Without the pictures, return each record as it appears.

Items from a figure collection
· · · · ·

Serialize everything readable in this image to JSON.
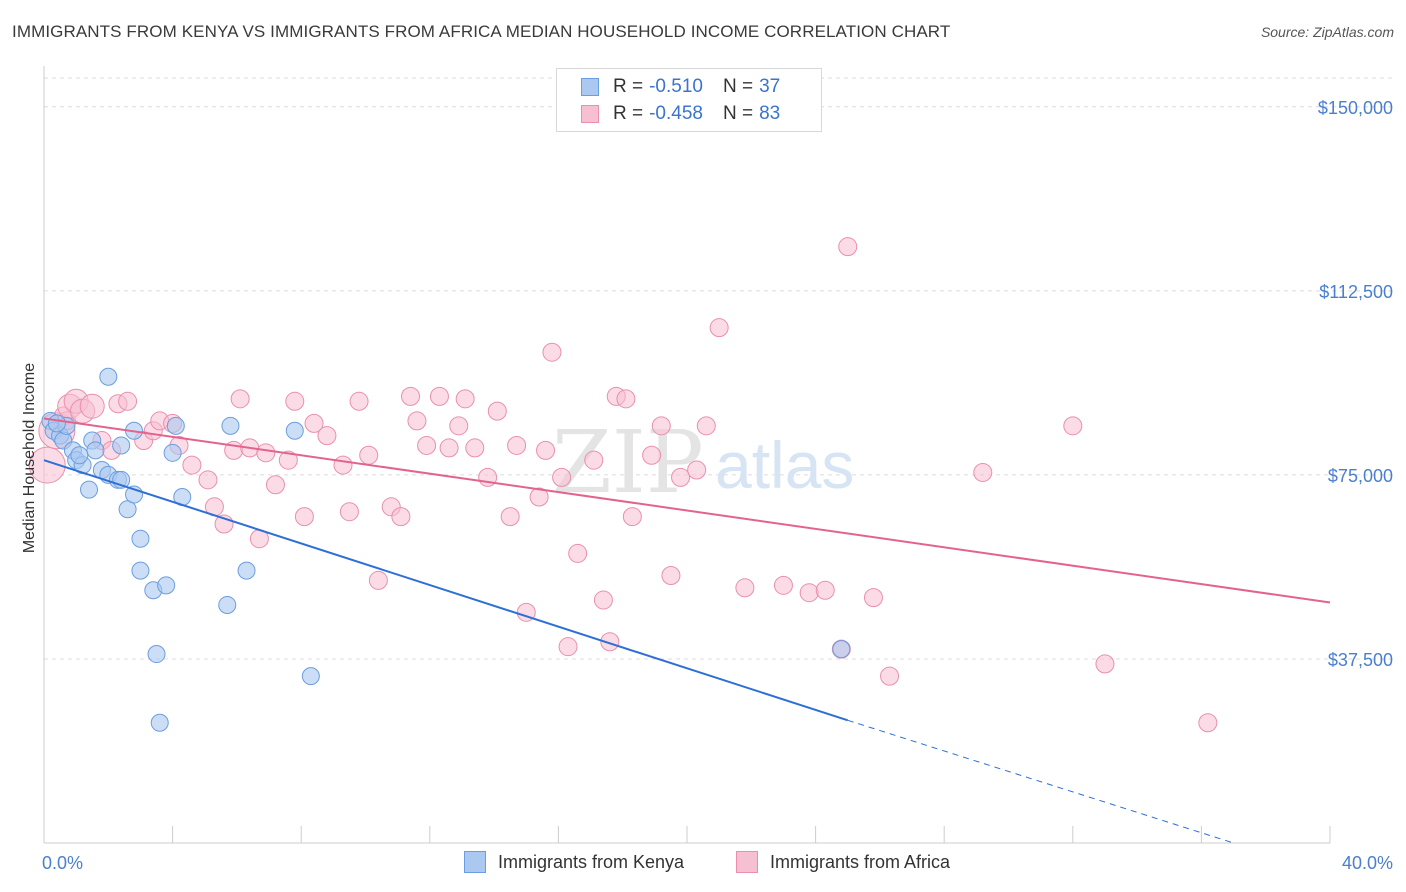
{
  "title": "IMMIGRANTS FROM KENYA VS IMMIGRANTS FROM AFRICA MEDIAN HOUSEHOLD INCOME CORRELATION CHART",
  "source": "Source: ZipAtlas.com",
  "watermark": {
    "zip": "ZIP",
    "atlas": "atlas"
  },
  "legend": {
    "rows": [
      {
        "r_label": "R =",
        "r_value": "-0.510",
        "n_label": "N =",
        "n_value": "37"
      },
      {
        "r_label": "R =",
        "r_value": "-0.458",
        "n_label": "N =",
        "n_value": "83"
      }
    ]
  },
  "bottom_legend": {
    "kenya": "Immigrants from Kenya",
    "africa": "Immigrants from Africa"
  },
  "colors": {
    "kenya_fill": "#aac8f0",
    "kenya_stroke": "#6a9ee0",
    "kenya_line": "#2e6fd6",
    "africa_fill": "#f7c0d2",
    "africa_stroke": "#ea8fae",
    "africa_line": "#e2648e",
    "tick_text": "#4a7fd0"
  },
  "chart_data": {
    "type": "scatter",
    "title": "IMMIGRANTS FROM KENYA VS IMMIGRANTS FROM AFRICA MEDIAN HOUSEHOLD INCOME CORRELATION CHART",
    "xlabel": "",
    "ylabel": "Median Household Income",
    "xlim": [
      0,
      40
    ],
    "ylim": [
      0,
      157500
    ],
    "x_tick_labels": [
      "0.0%",
      "40.0%"
    ],
    "y_ticks": [
      37500,
      75000,
      112500,
      150000
    ],
    "y_tick_labels": [
      "$37,500",
      "$75,000",
      "$112,500",
      "$150,000"
    ],
    "grid": true,
    "legend_position": "top-center",
    "series": [
      {
        "name": "Immigrants from Kenya",
        "R": -0.51,
        "N": 37,
        "trend": {
          "x": [
            0,
            25
          ],
          "y": [
            78000,
            25000
          ],
          "dashed_to": [
            37,
            0
          ]
        },
        "points": [
          [
            0.2,
            86000
          ],
          [
            0.3,
            84000
          ],
          [
            0.5,
            83000
          ],
          [
            0.6,
            82000
          ],
          [
            0.7,
            85000
          ],
          [
            0.9,
            80000
          ],
          [
            1.0,
            78000
          ],
          [
            1.2,
            77000
          ],
          [
            1.4,
            72000
          ],
          [
            1.5,
            82000
          ],
          [
            1.6,
            80000
          ],
          [
            1.8,
            76000
          ],
          [
            2.0,
            75000
          ],
          [
            2.0,
            95000
          ],
          [
            2.3,
            74000
          ],
          [
            2.4,
            81000
          ],
          [
            2.4,
            74000
          ],
          [
            2.6,
            68000
          ],
          [
            2.8,
            84000
          ],
          [
            2.8,
            71000
          ],
          [
            3.0,
            62000
          ],
          [
            3.0,
            55500
          ],
          [
            3.4,
            51500
          ],
          [
            3.5,
            38500
          ],
          [
            3.6,
            24500
          ],
          [
            3.8,
            52500
          ],
          [
            4.0,
            79500
          ],
          [
            4.1,
            85000
          ],
          [
            4.3,
            70500
          ],
          [
            5.7,
            48500
          ],
          [
            5.8,
            85000
          ],
          [
            6.3,
            55500
          ],
          [
            7.8,
            84000
          ],
          [
            8.3,
            34000
          ],
          [
            24.8,
            39500
          ],
          [
            0.4,
            85500
          ],
          [
            1.1,
            79000
          ]
        ]
      },
      {
        "name": "Immigrants from Africa",
        "R": -0.458,
        "N": 83,
        "trend": {
          "x": [
            0,
            40
          ],
          "y": [
            86500,
            49000
          ]
        },
        "points": [
          [
            0.1,
            77000
          ],
          [
            0.4,
            84000
          ],
          [
            0.6,
            87000
          ],
          [
            0.7,
            86000
          ],
          [
            0.8,
            89000
          ],
          [
            1.0,
            90000
          ],
          [
            1.2,
            88000
          ],
          [
            1.5,
            89000
          ],
          [
            1.8,
            82000
          ],
          [
            2.1,
            80000
          ],
          [
            2.3,
            89500
          ],
          [
            2.6,
            90000
          ],
          [
            3.1,
            82000
          ],
          [
            3.4,
            84000
          ],
          [
            3.6,
            86000
          ],
          [
            4.0,
            85500
          ],
          [
            4.2,
            81000
          ],
          [
            4.6,
            77000
          ],
          [
            5.1,
            74000
          ],
          [
            5.3,
            68500
          ],
          [
            5.6,
            65000
          ],
          [
            5.9,
            80000
          ],
          [
            6.1,
            90500
          ],
          [
            6.4,
            80500
          ],
          [
            6.7,
            62000
          ],
          [
            6.9,
            79500
          ],
          [
            7.2,
            73000
          ],
          [
            7.6,
            78000
          ],
          [
            7.8,
            90000
          ],
          [
            8.1,
            66500
          ],
          [
            8.4,
            85500
          ],
          [
            8.8,
            83000
          ],
          [
            9.3,
            77000
          ],
          [
            9.5,
            67500
          ],
          [
            9.8,
            90000
          ],
          [
            10.1,
            79000
          ],
          [
            10.4,
            53500
          ],
          [
            10.8,
            68500
          ],
          [
            11.1,
            66500
          ],
          [
            11.4,
            91000
          ],
          [
            11.6,
            86000
          ],
          [
            11.9,
            81000
          ],
          [
            12.3,
            91000
          ],
          [
            12.6,
            80500
          ],
          [
            12.9,
            85000
          ],
          [
            13.1,
            90500
          ],
          [
            13.4,
            80500
          ],
          [
            13.8,
            74500
          ],
          [
            14.1,
            88000
          ],
          [
            14.5,
            66500
          ],
          [
            14.7,
            81000
          ],
          [
            15.0,
            47000
          ],
          [
            15.4,
            70500
          ],
          [
            15.6,
            80000
          ],
          [
            15.8,
            100000
          ],
          [
            16.1,
            74500
          ],
          [
            16.3,
            40000
          ],
          [
            16.6,
            59000
          ],
          [
            17.1,
            78000
          ],
          [
            17.4,
            49500
          ],
          [
            17.6,
            41000
          ],
          [
            17.8,
            91000
          ],
          [
            18.1,
            90500
          ],
          [
            18.3,
            66500
          ],
          [
            18.9,
            79000
          ],
          [
            19.2,
            85000
          ],
          [
            19.5,
            54500
          ],
          [
            19.8,
            74500
          ],
          [
            20.3,
            76000
          ],
          [
            20.6,
            85000
          ],
          [
            21.0,
            105000
          ],
          [
            21.8,
            52000
          ],
          [
            23.0,
            52500
          ],
          [
            23.8,
            51000
          ],
          [
            24.3,
            51500
          ],
          [
            24.8,
            39500
          ],
          [
            25.0,
            121500
          ],
          [
            25.8,
            50000
          ],
          [
            26.3,
            34000
          ],
          [
            29.2,
            75500
          ],
          [
            32.0,
            85000
          ],
          [
            33.0,
            36500
          ],
          [
            36.2,
            24500
          ]
        ]
      }
    ]
  }
}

· · · · ·

The completed task:
Serialize everything readable in this image to JSON.
{
  "title": "IMMIGRANTS FROM KENYA VS IMMIGRANTS FROM AFRICA MEDIAN HOUSEHOLD INCOME CORRELATION CHART",
  "source": "Source: ZipAtlas.com",
  "watermark": {
    "zip": "ZIP",
    "atlas": "atlas"
  },
  "legend": {
    "rows": [
      {
        "r_label": "R =",
        "r_value": "-0.510",
        "n_label": "N =",
        "n_value": "37"
      },
      {
        "r_label": "R =",
        "r_value": "-0.458",
        "n_label": "N =",
        "n_value": "83"
      }
    ]
  },
  "bottom_legend": {
    "kenya": "Immigrants from Kenya",
    "africa": "Immigrants from Africa"
  },
  "colors": {
    "kenya_fill": "#aac8f0",
    "kenya_stroke": "#6a9ee0",
    "kenya_line": "#2e6fd6",
    "africa_fill": "#f7c0d2",
    "africa_stroke": "#ea8fae",
    "africa_line": "#e2648e",
    "tick_text": "#4a7fd0"
  },
  "chart_data": {
    "type": "scatter",
    "title": "IMMIGRANTS FROM KENYA VS IMMIGRANTS FROM AFRICA MEDIAN HOUSEHOLD INCOME CORRELATION CHART",
    "xlabel": "",
    "ylabel": "Median Household Income",
    "xlim": [
      0,
      40
    ],
    "ylim": [
      0,
      157500
    ],
    "x_tick_labels": [
      "0.0%",
      "40.0%"
    ],
    "y_ticks": [
      37500,
      75000,
      112500,
      150000
    ],
    "y_tick_labels": [
      "$37,500",
      "$75,000",
      "$112,500",
      "$150,000"
    ],
    "grid": true,
    "legend_position": "top-center",
    "series": [
      {
        "name": "Immigrants from Kenya",
        "R": -0.51,
        "N": 37,
        "trend": {
          "x": [
            0,
            25
          ],
          "y": [
            78000,
            25000
          ],
          "dashed_to": [
            37,
            0
          ]
        },
        "points": [
          [
            0.2,
            86000
          ],
          [
            0.3,
            84000
          ],
          [
            0.5,
            83000
          ],
          [
            0.6,
            82000
          ],
          [
            0.7,
            85000
          ],
          [
            0.9,
            80000
          ],
          [
            1.0,
            78000
          ],
          [
            1.2,
            77000
          ],
          [
            1.4,
            72000
          ],
          [
            1.5,
            82000
          ],
          [
            1.6,
            80000
          ],
          [
            1.8,
            76000
          ],
          [
            2.0,
            75000
          ],
          [
            2.0,
            95000
          ],
          [
            2.3,
            74000
          ],
          [
            2.4,
            81000
          ],
          [
            2.4,
            74000
          ],
          [
            2.6,
            68000
          ],
          [
            2.8,
            84000
          ],
          [
            2.8,
            71000
          ],
          [
            3.0,
            62000
          ],
          [
            3.0,
            55500
          ],
          [
            3.4,
            51500
          ],
          [
            3.5,
            38500
          ],
          [
            3.6,
            24500
          ],
          [
            3.8,
            52500
          ],
          [
            4.0,
            79500
          ],
          [
            4.1,
            85000
          ],
          [
            4.3,
            70500
          ],
          [
            5.7,
            48500
          ],
          [
            5.8,
            85000
          ],
          [
            6.3,
            55500
          ],
          [
            7.8,
            84000
          ],
          [
            8.3,
            34000
          ],
          [
            24.8,
            39500
          ],
          [
            0.4,
            85500
          ],
          [
            1.1,
            79000
          ]
        ]
      },
      {
        "name": "Immigrants from Africa",
        "R": -0.458,
        "N": 83,
        "trend": {
          "x": [
            0,
            40
          ],
          "y": [
            86500,
            49000
          ]
        },
        "points": [
          [
            0.1,
            77000
          ],
          [
            0.4,
            84000
          ],
          [
            0.6,
            87000
          ],
          [
            0.7,
            86000
          ],
          [
            0.8,
            89000
          ],
          [
            1.0,
            90000
          ],
          [
            1.2,
            88000
          ],
          [
            1.5,
            89000
          ],
          [
            1.8,
            82000
          ],
          [
            2.1,
            80000
          ],
          [
            2.3,
            89500
          ],
          [
            2.6,
            90000
          ],
          [
            3.1,
            82000
          ],
          [
            3.4,
            84000
          ],
          [
            3.6,
            86000
          ],
          [
            4.0,
            85500
          ],
          [
            4.2,
            81000
          ],
          [
            4.6,
            77000
          ],
          [
            5.1,
            74000
          ],
          [
            5.3,
            68500
          ],
          [
            5.6,
            65000
          ],
          [
            5.9,
            80000
          ],
          [
            6.1,
            90500
          ],
          [
            6.4,
            80500
          ],
          [
            6.7,
            62000
          ],
          [
            6.9,
            79500
          ],
          [
            7.2,
            73000
          ],
          [
            7.6,
            78000
          ],
          [
            7.8,
            90000
          ],
          [
            8.1,
            66500
          ],
          [
            8.4,
            85500
          ],
          [
            8.8,
            83000
          ],
          [
            9.3,
            77000
          ],
          [
            9.5,
            67500
          ],
          [
            9.8,
            90000
          ],
          [
            10.1,
            79000
          ],
          [
            10.4,
            53500
          ],
          [
            10.8,
            68500
          ],
          [
            11.1,
            66500
          ],
          [
            11.4,
            91000
          ],
          [
            11.6,
            86000
          ],
          [
            11.9,
            81000
          ],
          [
            12.3,
            91000
          ],
          [
            12.6,
            80500
          ],
          [
            12.9,
            85000
          ],
          [
            13.1,
            90500
          ],
          [
            13.4,
            80500
          ],
          [
            13.8,
            74500
          ],
          [
            14.1,
            88000
          ],
          [
            14.5,
            66500
          ],
          [
            14.7,
            81000
          ],
          [
            15.0,
            47000
          ],
          [
            15.4,
            70500
          ],
          [
            15.6,
            80000
          ],
          [
            15.8,
            100000
          ],
          [
            16.1,
            74500
          ],
          [
            16.3,
            40000
          ],
          [
            16.6,
            59000
          ],
          [
            17.1,
            78000
          ],
          [
            17.4,
            49500
          ],
          [
            17.6,
            41000
          ],
          [
            17.8,
            91000
          ],
          [
            18.1,
            90500
          ],
          [
            18.3,
            66500
          ],
          [
            18.9,
            79000
          ],
          [
            19.2,
            85000
          ],
          [
            19.5,
            54500
          ],
          [
            19.8,
            74500
          ],
          [
            20.3,
            76000
          ],
          [
            20.6,
            85000
          ],
          [
            21.0,
            105000
          ],
          [
            21.8,
            52000
          ],
          [
            23.0,
            52500
          ],
          [
            23.8,
            51000
          ],
          [
            24.3,
            51500
          ],
          [
            24.8,
            39500
          ],
          [
            25.0,
            121500
          ],
          [
            25.8,
            50000
          ],
          [
            26.3,
            34000
          ],
          [
            29.2,
            75500
          ],
          [
            32.0,
            85000
          ],
          [
            33.0,
            36500
          ],
          [
            36.2,
            24500
          ]
        ]
      }
    ]
  }
}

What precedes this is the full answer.